**EXERCISE DESCRIPTION**
In the entries below, find the lines that contain the word "JSON" and copy them.

------------------------------------------------------------------------

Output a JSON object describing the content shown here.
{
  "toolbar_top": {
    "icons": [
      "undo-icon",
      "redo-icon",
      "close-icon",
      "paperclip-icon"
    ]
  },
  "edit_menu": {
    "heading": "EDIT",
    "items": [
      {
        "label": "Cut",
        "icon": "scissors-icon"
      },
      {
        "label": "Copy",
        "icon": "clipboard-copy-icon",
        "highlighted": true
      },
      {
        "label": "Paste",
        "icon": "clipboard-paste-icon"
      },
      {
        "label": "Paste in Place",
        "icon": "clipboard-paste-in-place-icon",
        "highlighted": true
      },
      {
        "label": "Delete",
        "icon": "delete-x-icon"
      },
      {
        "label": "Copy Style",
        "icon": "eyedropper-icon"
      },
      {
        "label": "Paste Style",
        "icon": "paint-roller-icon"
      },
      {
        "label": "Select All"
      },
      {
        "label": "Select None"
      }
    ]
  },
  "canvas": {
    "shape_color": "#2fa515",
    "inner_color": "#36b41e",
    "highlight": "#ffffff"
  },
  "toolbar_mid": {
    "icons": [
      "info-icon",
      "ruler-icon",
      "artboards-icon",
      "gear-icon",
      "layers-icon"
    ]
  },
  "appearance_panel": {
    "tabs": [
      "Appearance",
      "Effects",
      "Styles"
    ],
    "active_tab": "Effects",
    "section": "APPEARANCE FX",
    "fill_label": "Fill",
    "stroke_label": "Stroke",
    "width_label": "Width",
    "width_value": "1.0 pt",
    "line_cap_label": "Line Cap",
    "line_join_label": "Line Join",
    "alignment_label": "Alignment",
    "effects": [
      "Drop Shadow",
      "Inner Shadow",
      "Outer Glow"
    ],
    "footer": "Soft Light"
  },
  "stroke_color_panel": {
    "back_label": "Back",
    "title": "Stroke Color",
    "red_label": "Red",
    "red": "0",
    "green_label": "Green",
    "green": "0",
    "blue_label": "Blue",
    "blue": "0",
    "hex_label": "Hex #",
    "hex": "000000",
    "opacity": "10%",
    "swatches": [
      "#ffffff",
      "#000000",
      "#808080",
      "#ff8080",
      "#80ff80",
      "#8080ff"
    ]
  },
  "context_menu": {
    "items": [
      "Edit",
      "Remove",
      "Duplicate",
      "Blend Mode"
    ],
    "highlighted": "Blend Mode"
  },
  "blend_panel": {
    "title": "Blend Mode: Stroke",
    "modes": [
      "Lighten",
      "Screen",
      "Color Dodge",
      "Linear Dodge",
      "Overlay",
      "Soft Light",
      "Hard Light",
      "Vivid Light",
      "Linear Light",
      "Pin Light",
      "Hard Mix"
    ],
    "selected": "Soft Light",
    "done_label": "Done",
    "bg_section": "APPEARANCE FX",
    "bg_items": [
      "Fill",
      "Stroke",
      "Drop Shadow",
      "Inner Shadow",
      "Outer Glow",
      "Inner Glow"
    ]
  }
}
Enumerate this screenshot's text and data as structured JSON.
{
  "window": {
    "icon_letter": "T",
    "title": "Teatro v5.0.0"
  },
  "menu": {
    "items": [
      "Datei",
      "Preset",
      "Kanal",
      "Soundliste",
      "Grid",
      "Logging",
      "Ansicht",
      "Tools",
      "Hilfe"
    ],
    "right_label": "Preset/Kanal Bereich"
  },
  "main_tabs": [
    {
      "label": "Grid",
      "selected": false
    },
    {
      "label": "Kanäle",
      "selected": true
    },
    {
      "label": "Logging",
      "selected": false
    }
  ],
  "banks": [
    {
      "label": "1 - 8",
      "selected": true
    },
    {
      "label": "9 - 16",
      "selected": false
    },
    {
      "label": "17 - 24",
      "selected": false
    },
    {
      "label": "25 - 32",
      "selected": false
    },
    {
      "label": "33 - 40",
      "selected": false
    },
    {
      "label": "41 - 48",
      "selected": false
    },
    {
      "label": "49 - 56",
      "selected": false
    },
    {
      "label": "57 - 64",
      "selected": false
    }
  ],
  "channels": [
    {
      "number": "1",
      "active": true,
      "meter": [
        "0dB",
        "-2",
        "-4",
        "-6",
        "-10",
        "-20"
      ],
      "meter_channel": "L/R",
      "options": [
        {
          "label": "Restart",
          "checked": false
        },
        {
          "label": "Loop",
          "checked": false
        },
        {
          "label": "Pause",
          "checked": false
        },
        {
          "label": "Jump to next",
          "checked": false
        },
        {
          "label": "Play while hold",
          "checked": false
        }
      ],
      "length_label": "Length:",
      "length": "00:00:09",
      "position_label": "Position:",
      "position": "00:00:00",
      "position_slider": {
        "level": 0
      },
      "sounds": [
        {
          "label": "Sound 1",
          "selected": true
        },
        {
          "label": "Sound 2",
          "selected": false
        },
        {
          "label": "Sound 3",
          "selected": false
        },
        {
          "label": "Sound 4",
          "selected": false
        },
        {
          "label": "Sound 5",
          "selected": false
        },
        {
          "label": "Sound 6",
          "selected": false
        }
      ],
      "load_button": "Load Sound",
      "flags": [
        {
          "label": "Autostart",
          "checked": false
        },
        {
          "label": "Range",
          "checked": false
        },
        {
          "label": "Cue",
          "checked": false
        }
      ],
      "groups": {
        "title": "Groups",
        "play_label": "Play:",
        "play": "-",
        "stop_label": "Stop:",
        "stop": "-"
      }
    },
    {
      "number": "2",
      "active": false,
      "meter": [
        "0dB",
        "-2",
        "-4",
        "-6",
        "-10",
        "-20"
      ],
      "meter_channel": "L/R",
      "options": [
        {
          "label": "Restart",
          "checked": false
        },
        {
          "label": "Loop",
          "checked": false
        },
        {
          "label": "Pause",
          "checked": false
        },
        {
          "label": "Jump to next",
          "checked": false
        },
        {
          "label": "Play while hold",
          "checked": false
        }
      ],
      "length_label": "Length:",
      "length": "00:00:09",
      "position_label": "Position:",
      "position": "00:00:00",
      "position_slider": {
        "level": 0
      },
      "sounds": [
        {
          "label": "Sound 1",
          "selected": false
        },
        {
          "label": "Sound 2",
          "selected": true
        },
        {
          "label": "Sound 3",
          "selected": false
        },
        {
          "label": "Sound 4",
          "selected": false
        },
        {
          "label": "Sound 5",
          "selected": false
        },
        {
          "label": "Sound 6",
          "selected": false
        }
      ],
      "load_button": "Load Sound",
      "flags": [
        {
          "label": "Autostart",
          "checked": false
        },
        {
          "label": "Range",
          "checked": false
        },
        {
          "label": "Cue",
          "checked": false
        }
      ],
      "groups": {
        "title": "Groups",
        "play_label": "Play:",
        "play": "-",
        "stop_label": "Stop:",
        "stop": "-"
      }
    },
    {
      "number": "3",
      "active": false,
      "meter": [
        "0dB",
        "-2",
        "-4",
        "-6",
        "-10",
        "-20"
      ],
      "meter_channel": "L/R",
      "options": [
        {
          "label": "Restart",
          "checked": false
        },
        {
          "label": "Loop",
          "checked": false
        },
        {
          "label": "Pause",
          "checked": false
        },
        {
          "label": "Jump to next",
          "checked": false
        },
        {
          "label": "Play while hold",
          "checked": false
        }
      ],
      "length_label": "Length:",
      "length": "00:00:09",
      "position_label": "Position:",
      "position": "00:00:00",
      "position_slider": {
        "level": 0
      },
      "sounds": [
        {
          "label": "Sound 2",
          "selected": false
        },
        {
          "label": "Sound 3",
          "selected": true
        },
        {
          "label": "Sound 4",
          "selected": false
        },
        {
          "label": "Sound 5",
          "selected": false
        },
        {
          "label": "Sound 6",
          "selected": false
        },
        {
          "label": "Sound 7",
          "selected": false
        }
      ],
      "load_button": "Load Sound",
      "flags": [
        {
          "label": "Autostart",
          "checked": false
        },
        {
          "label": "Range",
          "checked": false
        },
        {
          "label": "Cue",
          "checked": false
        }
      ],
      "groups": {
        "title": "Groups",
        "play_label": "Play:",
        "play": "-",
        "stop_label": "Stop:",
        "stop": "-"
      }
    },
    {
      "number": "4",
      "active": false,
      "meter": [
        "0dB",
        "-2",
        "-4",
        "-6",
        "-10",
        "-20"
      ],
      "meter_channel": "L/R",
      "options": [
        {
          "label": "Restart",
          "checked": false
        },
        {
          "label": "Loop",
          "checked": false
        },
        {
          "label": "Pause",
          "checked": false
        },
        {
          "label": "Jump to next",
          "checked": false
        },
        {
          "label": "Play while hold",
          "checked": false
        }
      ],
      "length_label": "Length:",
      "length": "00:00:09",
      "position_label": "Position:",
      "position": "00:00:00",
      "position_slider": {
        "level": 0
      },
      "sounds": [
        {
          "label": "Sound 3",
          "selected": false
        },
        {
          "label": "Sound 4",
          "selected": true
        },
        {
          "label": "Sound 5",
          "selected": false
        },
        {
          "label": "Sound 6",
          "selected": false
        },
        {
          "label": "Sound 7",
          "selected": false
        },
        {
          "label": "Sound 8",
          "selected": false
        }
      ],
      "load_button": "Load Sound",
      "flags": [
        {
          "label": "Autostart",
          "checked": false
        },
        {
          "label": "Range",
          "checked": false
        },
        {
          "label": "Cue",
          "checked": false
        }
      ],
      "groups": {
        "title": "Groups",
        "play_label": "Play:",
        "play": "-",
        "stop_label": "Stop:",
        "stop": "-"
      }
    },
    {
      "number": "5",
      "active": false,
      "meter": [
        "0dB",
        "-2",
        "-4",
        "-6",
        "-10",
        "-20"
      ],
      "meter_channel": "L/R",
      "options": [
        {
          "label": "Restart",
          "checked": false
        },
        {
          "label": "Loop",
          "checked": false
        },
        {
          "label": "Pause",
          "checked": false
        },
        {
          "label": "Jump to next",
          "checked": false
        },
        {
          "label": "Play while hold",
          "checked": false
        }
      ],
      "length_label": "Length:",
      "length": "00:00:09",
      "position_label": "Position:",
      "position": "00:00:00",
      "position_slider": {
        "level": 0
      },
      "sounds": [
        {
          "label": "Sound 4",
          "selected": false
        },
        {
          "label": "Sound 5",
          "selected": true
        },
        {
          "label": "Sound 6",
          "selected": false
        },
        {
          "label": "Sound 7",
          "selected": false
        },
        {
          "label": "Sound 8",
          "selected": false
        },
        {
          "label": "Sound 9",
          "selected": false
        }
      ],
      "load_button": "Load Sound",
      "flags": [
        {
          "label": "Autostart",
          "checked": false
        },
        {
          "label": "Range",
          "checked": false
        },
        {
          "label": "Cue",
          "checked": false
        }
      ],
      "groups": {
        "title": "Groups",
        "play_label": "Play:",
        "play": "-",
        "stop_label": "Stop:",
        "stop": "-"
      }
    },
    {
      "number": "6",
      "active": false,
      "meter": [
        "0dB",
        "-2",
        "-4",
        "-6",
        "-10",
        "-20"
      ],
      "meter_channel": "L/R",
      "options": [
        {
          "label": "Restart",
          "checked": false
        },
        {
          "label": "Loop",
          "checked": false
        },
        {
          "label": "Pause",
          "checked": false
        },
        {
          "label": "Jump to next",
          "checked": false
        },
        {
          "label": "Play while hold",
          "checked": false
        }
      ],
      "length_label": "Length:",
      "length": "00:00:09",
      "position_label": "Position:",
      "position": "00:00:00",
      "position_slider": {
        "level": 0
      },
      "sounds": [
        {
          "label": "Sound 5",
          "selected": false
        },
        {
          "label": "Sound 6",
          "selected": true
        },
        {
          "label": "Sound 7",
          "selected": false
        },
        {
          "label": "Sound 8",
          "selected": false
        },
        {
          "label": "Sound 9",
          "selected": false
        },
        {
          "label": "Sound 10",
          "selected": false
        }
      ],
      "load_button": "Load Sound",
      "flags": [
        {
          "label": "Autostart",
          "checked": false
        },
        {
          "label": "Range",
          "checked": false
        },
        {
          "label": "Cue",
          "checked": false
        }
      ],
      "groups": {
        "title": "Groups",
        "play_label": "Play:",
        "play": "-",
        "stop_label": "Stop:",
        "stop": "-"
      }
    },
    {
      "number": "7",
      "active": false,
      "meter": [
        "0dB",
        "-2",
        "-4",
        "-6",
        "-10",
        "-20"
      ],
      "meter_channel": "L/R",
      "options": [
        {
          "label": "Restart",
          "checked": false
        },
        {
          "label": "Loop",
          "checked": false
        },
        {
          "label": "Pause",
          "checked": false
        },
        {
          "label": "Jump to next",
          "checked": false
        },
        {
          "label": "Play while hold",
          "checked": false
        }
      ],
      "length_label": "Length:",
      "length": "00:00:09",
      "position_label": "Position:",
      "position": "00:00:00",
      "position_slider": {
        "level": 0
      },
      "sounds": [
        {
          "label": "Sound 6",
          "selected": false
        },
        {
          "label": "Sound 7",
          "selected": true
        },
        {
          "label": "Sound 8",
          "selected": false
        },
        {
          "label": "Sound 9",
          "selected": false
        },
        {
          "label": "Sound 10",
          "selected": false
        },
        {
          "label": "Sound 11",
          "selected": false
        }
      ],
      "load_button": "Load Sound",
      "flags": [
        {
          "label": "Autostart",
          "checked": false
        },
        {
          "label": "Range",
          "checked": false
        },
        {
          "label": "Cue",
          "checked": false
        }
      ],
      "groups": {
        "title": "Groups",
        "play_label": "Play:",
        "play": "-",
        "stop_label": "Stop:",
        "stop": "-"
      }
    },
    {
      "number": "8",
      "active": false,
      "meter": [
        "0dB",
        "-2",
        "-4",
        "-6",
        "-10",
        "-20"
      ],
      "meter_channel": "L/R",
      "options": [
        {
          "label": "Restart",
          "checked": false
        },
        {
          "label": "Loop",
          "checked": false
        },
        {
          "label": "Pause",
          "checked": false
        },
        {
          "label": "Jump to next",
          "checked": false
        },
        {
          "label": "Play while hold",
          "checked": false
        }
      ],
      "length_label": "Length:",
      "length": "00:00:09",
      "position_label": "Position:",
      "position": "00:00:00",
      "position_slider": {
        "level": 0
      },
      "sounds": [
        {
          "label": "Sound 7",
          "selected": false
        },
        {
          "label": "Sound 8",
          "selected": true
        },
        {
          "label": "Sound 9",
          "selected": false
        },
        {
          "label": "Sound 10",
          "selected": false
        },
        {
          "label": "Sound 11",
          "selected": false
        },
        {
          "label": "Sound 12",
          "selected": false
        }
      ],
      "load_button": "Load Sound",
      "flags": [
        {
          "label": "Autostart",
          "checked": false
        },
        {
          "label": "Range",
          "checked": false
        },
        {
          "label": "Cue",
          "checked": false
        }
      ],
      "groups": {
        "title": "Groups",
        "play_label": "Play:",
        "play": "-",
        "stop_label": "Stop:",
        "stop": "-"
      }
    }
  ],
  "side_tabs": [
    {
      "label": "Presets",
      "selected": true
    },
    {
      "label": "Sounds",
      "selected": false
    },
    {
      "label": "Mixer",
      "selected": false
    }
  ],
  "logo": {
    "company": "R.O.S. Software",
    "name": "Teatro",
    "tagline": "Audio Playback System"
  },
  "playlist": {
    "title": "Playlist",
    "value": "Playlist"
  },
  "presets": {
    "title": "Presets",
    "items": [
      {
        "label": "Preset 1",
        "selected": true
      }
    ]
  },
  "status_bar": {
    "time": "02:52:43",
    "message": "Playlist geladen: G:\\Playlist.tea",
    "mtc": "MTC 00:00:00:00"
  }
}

------------------------------------------------------------------------

**RIGHT ANSWER**
Output a JSON object describing the content shown here.
Enumerate this screenshot's text and data as structured JSON.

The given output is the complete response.